WHAT NEEDS TO BE DONE: Produce one exact copy of the records, no pictures.

RECORD EXTRACTS:
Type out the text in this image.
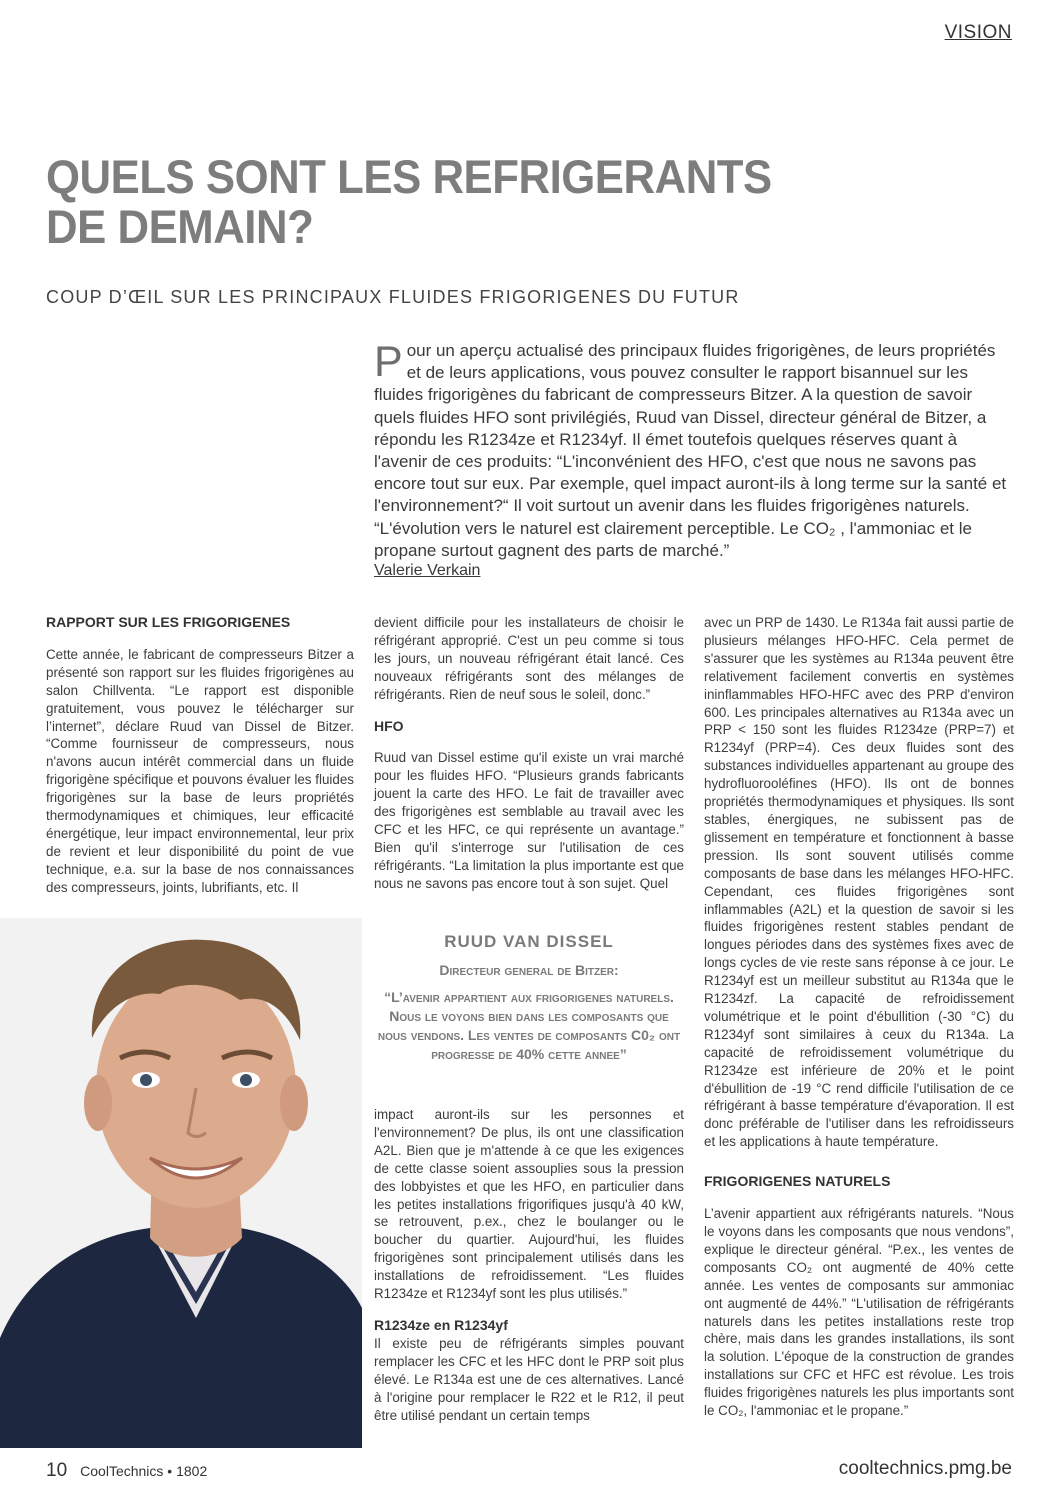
VISION
QUELS SONT LES REFRIGERANTS
DE DEMAIN?
COUP D’ŒIL SUR LES PRINCIPAUX FLUIDES FRIGORIGENES DU FUTUR
P our un aperçu actualisé des principaux fluides frigorigènes, de leurs propriétés et de leurs applications, vous pouvez consulter le rapport bisannuel sur les fluides frigorigènes du fabricant de compresseurs Bitzer. A la question de savoir quels fluides HFO sont privilégiés, Ruud van Dissel, directeur général de Bitzer, a répondu les R1234ze et R1234yf. Il émet toutefois quelques réserves quant à l'avenir de ces produits: “L'inconvénient des HFO, c'est que nous ne savons pas encore tout sur eux. Par exemple, quel impact auront-ils à long terme sur la santé et l'environnement?“ Il voit surtout un avenir dans les fluides frigorigènes naturels. “L'évolution vers le naturel est clairement perceptible. Le CO₂ , l'ammoniac et le propane surtout gagnent des parts de marché.”
Valerie Verkain

RAPPORT SUR LES FRIGORIGENES

Cette année, le fabricant de compresseurs Bitzer a présenté son rapport sur les fluides frigorigènes au salon Chillventa. “Le rapport est disponible gratuitement, vous pouvez le télécharger sur l’internet”, déclare Ruud van Dissel de Bitzer. “Comme fournisseur de compresseurs, nous n'avons aucun intérêt commercial dans un fluide frigorigène spécifique et pouvons évaluer les fluides frigorigènes sur la base de leurs propriétés thermodynamiques et chimiques, leur efficacité énergétique, leur impact environnemental, leur prix de revient et leur disponibilité du point de vue technique, e.a. sur la base de nos connaissances des compresseurs, joints, lubrifiants, etc. Il

devient difficile pour les installateurs de choisir le réfrigérant approprié. C'est un peu comme si tous les jours, un nouveau réfrigérant était lancé. Ces nouveaux réfrigérants sont des mélanges de réfrigérants. Rien de neuf sous le soleil, donc.”

HFO

Ruud van Dissel estime qu'il existe un vrai marché pour les fluides HFO. “Plusieurs grands fabricants jouent la carte des HFO. Le fait de travailler avec des frigorigènes est semblable au travail avec les CFC et les HFC, ce qui représente un avantage.” Bien qu'il s'interroge sur l'utilisation de ces réfrigérants. “La limitation la plus importante est que nous ne savons pas encore tout à son sujet. Quel

RUUD VAN DISSEL

Directeur general de Bitzer:

“L’avenir appartient aux frigorigenes naturels. Nous le voyons bien dans les composants que nous vendons. Les ventes de composants C0₂ ont progresse de 40% cette annee”

impact auront-ils sur les personnes et l'environnement? De plus, ils ont une classification A2L. Bien que je m'attende à ce que les exigences de cette classe soient assouplies sous la pression des lobbyistes et que les HFO, en particulier dans les petites installations frigorifiques jusqu'à 40 kW, se retrouvent, p.ex., chez le boulanger ou le boucher du quartier. Aujourd'hui, les fluides frigorigènes sont principalement utilisés dans les installations de refroidissement. “Les fluides R1234ze et R1234yf sont les plus utilisés.”

R1234ze en R1234yf

Il existe peu de réfrigérants simples pouvant remplacer les CFC et les HFC dont le PRP soit plus élevé. Le R134a est une de ces alternatives. Lancé à l'origine pour remplacer le R22 et le R12, il peut être utilisé pendant un certain temps

avec un PRP de 1430. Le R134a fait aussi partie de plusieurs mélanges HFO-HFC. Cela permet de s'assurer que les systèmes au R134a peuvent être relativement facilement convertis en systèmes ininflammables HFO-HFC avec des PRP d'environ 600. Les principales alternatives au R134a avec un PRP < 150 sont les fluides R1234ze (PRP=7) et R1234yf (PRP=4). Ces deux fluides sont des substances individuelles appartenant au groupe des hydrofluorooléfines (HFO). Ils ont de bonnes propriétés thermodynamiques et physiques. Ils sont stables, énergiques, ne subissent pas de glissement en température et fonctionnent à basse pression. Ils sont souvent utilisés comme composants de base dans les mélanges HFO-HFC. Cependant, ces fluides frigorigènes sont inflammables (A2L) et la question de savoir si les fluides frigorigènes restent stables pendant de longues périodes dans des systèmes fixes avec de longs cycles de vie reste sans réponse à ce jour. Le R1234yf est un meilleur substitut au R134a que le R1234zf. La capacité de refroidissement volumétrique et le point d'ébullition (-30 °C) du R1234yf sont similaires à ceux du R134a. La capacité de refroidissement volumétrique du R1234ze est inférieure de 20% et le point d'ébullition de -19 °C rend difficile l'utilisation de ce réfrigérant à basse température d'évaporation. Il est donc préférable de l'utiliser dans les refroidisseurs et les applications à haute température.

FRIGORIGENES NATURELS

L’avenir appartient aux réfrigérants naturels. “Nous le voyons dans les composants que nous vendons”, explique le directeur général. “P.ex., les ventes de composants CO₂ ont augmenté de 40% cette année. Les ventes de composants sur ammoniac ont augmenté de 44%.” “L'utilisation de réfrigérants naturels dans les petites installations reste trop chère, mais dans les grandes installations, ils sont la solution. L'époque de la construction de grandes installations sur CFC et HFC est révolue. Les trois fluides frigorigènes naturels les plus importants sont le CO₂, l'ammoniac et le propane.”

10 CoolTechnics • 1802	cooltechnics.pmg.be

REPLY TO THE EXERCISE:
Type out the text in this image.
VISION
QUELS SONT LES REFRIGERANTS
DE DEMAIN?
COUP D’ŒIL SUR LES PRINCIPAUX FLUIDES FRIGORIGENES DU FUTUR
P our un aperçu actualisé des principaux fluides frigorigènes, de leurs propriétés et de leurs applications, vous pouvez consulter le rapport bisannuel sur les fluides frigorigènes du fabricant de compresseurs Bitzer. A la question de savoir quels fluides HFO sont privilégiés, Ruud van Dissel, directeur général de Bitzer, a répondu les R1234ze et R1234yf. Il émet toutefois quelques réserves quant à l'avenir de ces produits: “L'inconvénient des HFO, c'est que nous ne savons pas encore tout sur eux. Par exemple, quel impact auront-ils à long terme sur la santé et l'environnement?“ Il voit surtout un avenir dans les fluides frigorigènes naturels. “L'évolution vers le naturel est clairement perceptible. Le CO₂ , l'ammoniac et le propane surtout gagnent des parts de marché.”
Valerie Verkain

RAPPORT SUR LES FRIGORIGENES

Cette année, le fabricant de compresseurs Bitzer a présenté son rapport sur les fluides frigorigènes au salon Chillventa. “Le rapport est disponible gratuitement, vous pouvez le télécharger sur l’internet”, déclare Ruud van Dissel de Bitzer. “Comme fournisseur de compresseurs, nous n'avons aucun intérêt commercial dans un fluide frigorigène spécifique et pouvons évaluer les fluides frigorigènes sur la base de leurs propriétés thermodynamiques et chimiques, leur efficacité énergétique, leur impact environnemental, leur prix de revient et leur disponibilité du point de vue technique, e.a. sur la base de nos connaissances des compresseurs, joints, lubrifiants, etc. Il

devient difficile pour les installateurs de choisir le réfrigérant approprié. C'est un peu comme si tous les jours, un nouveau réfrigérant était lancé. Ces nouveaux réfrigérants sont des mélanges de réfrigérants. Rien de neuf sous le soleil, donc.”

HFO

Ruud van Dissel estime qu'il existe un vrai marché pour les fluides HFO. “Plusieurs grands fabricants jouent la carte des HFO. Le fait de travailler avec des frigorigènes est semblable au travail avec les CFC et les HFC, ce qui représente un avantage.” Bien qu'il s'interroge sur l'utilisation de ces réfrigérants. “La limitation la plus importante est que nous ne savons pas encore tout à son sujet. Quel

RUUD VAN DISSEL

Directeur general de Bitzer:

“L’avenir appartient aux frigorigenes naturels. Nous le voyons bien dans les composants que nous vendons. Les ventes de composants C0₂ ont progresse de 40% cette annee”

impact auront-ils sur les personnes et l'environnement? De plus, ils ont une classification A2L. Bien que je m'attende à ce que les exigences de cette classe soient assouplies sous la pression des lobbyistes et que les HFO, en particulier dans les petites installations frigorifiques jusqu'à 40 kW, se retrouvent, p.ex., chez le boulanger ou le boucher du quartier. Aujourd'hui, les fluides frigorigènes sont principalement utilisés dans les installations de refroidissement. “Les fluides R1234ze et R1234yf sont les plus utilisés.”

R1234ze en R1234yf

Il existe peu de réfrigérants simples pouvant remplacer les CFC et les HFC dont le PRP soit plus élevé. Le R134a est une de ces alternatives. Lancé à l'origine pour remplacer le R22 et le R12, il peut être utilisé pendant un certain temps

avec un PRP de 1430. Le R134a fait aussi partie de plusieurs mélanges HFO-HFC. Cela permet de s'assurer que les systèmes au R134a peuvent être relativement facilement convertis en systèmes ininflammables HFO-HFC avec des PRP d'environ 600. Les principales alternatives au R134a avec un PRP < 150 sont les fluides R1234ze (PRP=7) et R1234yf (PRP=4). Ces deux fluides sont des substances individuelles appartenant au groupe des hydrofluorooléfines (HFO). Ils ont de bonnes propriétés thermodynamiques et physiques. Ils sont stables, énergiques, ne subissent pas de glissement en température et fonctionnent à basse pression. Ils sont souvent utilisés comme composants de base dans les mélanges HFO-HFC. Cependant, ces fluides frigorigènes sont inflammables (A2L) et la question de savoir si les fluides frigorigènes restent stables pendant de longues périodes dans des systèmes fixes avec de longs cycles de vie reste sans réponse à ce jour. Le R1234yf est un meilleur substitut au R134a que le R1234zf. La capacité de refroidissement volumétrique et le point d'ébullition (-30 °C) du R1234yf sont similaires à ceux du R134a. La capacité de refroidissement volumétrique du R1234ze est inférieure de 20% et le point d'ébullition de -19 °C rend difficile l'utilisation de ce réfrigérant à basse température d'évaporation. Il est donc préférable de l'utiliser dans les refroidisseurs et les applications à haute température.

FRIGORIGENES NATURELS

L’avenir appartient aux réfrigérants naturels. “Nous le voyons dans les composants que nous vendons”, explique le directeur général. “P.ex., les ventes de composants CO₂ ont augmenté de 40% cette année. Les ventes de composants sur ammoniac ont augmenté de 44%.” “L'utilisation de réfrigérants naturels dans les petites installations reste trop chère, mais dans les grandes installations, ils sont la solution. L'époque de la construction de grandes installations sur CFC et HFC est révolue. Les trois fluides frigorigènes naturels les plus importants sont le CO₂, l'ammoniac et le propane.”

10 CoolTechnics • 1802	cooltechnics.pmg.be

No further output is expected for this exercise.